#### Set exercise
Wherever the word "this" appears in the entries, copy the whole line.

** begin Input **

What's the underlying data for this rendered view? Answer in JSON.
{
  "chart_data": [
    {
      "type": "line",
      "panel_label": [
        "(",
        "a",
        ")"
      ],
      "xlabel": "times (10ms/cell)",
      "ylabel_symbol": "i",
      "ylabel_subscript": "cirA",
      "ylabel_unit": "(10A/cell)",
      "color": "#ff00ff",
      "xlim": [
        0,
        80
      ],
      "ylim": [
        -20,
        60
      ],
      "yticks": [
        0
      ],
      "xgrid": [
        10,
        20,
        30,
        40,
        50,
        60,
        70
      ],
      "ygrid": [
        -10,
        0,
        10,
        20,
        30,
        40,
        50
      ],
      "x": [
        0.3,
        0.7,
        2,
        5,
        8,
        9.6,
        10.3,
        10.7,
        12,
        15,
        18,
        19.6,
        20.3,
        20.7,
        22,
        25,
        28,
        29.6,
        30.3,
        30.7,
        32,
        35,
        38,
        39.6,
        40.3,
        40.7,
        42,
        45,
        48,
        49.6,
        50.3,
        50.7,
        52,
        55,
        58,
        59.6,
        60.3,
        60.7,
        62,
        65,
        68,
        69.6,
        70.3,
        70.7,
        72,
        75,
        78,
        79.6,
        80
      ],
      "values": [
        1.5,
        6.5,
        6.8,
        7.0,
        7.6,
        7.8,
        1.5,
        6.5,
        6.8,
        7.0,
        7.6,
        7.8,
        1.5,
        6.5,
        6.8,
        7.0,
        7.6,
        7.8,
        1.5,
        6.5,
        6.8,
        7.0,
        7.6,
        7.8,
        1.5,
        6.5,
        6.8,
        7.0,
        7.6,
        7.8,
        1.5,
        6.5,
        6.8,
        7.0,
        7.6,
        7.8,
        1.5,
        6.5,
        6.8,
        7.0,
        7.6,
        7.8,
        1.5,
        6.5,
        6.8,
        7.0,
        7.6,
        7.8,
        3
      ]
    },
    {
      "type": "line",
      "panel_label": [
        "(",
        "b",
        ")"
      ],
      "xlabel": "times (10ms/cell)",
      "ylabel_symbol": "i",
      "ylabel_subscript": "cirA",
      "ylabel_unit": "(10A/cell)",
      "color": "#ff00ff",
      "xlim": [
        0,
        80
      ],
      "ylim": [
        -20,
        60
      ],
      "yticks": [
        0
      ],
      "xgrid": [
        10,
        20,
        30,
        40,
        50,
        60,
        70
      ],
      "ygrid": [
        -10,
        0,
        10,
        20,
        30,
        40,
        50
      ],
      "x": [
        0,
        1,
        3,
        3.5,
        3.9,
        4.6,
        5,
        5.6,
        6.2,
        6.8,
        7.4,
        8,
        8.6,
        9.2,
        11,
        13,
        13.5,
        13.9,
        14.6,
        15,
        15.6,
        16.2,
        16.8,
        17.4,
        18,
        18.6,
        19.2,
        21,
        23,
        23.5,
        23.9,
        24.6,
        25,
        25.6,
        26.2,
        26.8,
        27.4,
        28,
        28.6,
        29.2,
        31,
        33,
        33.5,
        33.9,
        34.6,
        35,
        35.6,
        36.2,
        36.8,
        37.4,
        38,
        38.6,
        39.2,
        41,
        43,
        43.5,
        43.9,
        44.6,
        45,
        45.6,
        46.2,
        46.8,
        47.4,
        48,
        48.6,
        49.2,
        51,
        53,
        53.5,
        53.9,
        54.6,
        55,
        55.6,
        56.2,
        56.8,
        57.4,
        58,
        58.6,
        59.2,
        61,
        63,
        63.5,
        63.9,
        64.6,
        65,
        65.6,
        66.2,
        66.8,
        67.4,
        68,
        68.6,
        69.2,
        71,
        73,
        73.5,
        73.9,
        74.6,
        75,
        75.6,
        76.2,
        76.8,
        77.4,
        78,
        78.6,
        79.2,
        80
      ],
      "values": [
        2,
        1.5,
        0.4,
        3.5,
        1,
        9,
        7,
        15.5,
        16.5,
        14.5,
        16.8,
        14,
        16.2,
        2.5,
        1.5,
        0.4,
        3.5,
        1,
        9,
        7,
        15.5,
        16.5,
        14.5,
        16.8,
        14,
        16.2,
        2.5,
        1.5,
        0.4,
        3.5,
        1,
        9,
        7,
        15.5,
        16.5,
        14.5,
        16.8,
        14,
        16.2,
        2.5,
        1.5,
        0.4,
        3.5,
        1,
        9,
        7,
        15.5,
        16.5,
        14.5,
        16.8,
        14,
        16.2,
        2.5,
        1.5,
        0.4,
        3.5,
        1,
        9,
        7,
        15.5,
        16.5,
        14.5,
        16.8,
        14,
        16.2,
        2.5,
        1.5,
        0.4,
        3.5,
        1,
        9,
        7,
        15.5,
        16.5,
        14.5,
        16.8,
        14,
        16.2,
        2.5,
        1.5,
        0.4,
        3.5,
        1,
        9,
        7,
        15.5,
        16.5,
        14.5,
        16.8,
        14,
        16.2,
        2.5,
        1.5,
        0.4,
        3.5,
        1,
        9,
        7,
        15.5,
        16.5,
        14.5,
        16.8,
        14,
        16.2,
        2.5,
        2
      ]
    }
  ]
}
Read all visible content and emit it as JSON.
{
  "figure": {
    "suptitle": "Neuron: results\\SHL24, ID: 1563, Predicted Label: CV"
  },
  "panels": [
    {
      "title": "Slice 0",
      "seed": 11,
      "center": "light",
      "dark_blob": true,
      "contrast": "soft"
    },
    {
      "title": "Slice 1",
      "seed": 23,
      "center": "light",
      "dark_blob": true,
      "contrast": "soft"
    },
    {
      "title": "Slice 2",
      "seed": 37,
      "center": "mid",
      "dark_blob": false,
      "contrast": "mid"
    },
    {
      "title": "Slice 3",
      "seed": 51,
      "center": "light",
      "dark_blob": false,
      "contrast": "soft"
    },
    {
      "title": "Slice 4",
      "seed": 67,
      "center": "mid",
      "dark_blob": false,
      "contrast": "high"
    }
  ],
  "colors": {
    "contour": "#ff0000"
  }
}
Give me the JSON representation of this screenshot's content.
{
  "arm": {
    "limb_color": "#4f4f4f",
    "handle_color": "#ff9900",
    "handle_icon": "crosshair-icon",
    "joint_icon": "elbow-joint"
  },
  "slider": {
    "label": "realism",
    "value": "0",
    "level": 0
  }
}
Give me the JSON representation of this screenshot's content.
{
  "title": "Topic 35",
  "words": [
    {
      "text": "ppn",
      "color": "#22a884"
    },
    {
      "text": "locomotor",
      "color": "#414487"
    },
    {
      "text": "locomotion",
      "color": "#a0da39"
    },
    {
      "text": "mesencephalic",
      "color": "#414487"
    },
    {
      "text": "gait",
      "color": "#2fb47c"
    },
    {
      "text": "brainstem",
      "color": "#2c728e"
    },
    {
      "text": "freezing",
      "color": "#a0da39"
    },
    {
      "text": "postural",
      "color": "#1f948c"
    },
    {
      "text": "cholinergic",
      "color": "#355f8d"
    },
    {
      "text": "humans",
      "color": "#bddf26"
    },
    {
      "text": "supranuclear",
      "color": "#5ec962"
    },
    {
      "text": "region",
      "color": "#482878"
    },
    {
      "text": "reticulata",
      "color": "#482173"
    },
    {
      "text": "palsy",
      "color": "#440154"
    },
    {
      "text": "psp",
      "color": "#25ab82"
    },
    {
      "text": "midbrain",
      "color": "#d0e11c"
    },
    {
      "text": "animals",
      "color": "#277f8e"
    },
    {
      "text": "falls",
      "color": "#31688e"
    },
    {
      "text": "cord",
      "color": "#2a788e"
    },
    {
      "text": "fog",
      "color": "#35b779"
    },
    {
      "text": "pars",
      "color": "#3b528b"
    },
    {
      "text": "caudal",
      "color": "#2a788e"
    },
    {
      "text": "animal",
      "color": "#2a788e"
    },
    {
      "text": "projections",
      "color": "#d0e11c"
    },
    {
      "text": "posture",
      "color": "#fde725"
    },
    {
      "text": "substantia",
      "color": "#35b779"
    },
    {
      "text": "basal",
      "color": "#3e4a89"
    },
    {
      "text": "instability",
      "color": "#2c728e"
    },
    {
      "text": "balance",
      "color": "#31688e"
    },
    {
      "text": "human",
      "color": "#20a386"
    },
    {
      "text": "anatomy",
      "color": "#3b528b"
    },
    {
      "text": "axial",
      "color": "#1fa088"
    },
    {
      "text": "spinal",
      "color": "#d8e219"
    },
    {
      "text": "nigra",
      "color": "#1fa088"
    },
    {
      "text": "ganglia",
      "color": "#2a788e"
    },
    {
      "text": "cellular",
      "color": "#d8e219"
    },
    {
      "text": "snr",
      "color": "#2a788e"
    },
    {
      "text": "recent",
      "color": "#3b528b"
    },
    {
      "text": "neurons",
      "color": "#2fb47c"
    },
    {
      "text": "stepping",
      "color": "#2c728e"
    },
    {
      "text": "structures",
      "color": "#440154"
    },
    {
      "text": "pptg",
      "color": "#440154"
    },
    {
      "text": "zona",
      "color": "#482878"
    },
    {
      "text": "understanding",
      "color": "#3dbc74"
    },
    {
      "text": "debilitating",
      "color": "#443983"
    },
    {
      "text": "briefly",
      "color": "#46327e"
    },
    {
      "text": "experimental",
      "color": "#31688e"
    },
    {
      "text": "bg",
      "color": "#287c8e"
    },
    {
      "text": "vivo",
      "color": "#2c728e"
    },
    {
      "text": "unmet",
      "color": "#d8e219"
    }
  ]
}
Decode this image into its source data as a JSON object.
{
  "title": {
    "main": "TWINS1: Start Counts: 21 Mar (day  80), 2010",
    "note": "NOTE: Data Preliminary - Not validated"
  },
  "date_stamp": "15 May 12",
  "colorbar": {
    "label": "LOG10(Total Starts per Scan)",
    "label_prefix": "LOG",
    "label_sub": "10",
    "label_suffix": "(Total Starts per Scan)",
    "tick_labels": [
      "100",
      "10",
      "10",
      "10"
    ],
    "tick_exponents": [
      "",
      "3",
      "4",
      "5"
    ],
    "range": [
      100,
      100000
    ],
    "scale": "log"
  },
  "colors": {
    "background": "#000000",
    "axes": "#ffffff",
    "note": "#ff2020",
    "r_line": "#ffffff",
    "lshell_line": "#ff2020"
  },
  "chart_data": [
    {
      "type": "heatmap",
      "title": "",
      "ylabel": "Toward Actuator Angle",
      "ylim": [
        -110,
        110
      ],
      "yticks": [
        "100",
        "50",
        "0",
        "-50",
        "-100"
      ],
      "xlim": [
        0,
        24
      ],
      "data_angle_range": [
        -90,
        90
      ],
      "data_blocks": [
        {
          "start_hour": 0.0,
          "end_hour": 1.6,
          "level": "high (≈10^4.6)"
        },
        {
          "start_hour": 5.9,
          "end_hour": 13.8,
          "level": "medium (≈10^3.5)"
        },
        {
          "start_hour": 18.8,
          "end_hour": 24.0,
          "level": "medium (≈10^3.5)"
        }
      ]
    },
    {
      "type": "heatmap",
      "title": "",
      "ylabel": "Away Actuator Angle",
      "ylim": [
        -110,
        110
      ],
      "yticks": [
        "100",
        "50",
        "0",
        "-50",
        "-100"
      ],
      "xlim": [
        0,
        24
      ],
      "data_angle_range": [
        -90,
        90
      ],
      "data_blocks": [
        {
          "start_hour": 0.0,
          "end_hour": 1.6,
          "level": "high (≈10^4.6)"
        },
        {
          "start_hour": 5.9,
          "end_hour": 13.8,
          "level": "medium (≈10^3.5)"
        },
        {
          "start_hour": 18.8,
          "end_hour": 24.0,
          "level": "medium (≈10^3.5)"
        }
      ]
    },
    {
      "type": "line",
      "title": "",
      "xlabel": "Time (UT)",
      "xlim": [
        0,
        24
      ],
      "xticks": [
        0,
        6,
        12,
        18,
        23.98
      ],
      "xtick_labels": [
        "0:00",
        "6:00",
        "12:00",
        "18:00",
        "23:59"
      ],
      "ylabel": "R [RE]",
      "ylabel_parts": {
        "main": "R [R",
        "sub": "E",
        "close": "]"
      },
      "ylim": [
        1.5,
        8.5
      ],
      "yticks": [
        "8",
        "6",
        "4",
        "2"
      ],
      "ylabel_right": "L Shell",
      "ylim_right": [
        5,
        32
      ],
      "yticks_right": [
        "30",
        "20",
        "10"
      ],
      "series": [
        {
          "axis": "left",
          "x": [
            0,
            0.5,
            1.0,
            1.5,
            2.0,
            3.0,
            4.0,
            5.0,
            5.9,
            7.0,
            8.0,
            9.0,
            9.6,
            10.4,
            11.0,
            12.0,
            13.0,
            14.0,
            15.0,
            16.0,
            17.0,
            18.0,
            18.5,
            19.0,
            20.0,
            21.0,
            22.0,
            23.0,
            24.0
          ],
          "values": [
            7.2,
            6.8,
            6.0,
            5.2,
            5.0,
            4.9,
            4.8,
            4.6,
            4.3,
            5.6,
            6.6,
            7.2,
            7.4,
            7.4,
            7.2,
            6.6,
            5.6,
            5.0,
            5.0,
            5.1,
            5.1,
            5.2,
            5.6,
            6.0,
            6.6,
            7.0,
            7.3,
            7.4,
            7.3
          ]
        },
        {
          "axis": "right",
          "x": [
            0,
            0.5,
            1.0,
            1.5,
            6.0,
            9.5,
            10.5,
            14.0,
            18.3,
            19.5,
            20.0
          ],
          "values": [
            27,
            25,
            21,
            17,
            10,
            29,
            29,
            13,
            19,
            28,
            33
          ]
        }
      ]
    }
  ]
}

** end Input **

#### Output
What's the underlying data for this rendered view? Answer in JSON.
Give me the JSON representation of this screenshot's content.
Give me the JSON representation of this screenshot's content.
Decode this image into its source data as a JSON object.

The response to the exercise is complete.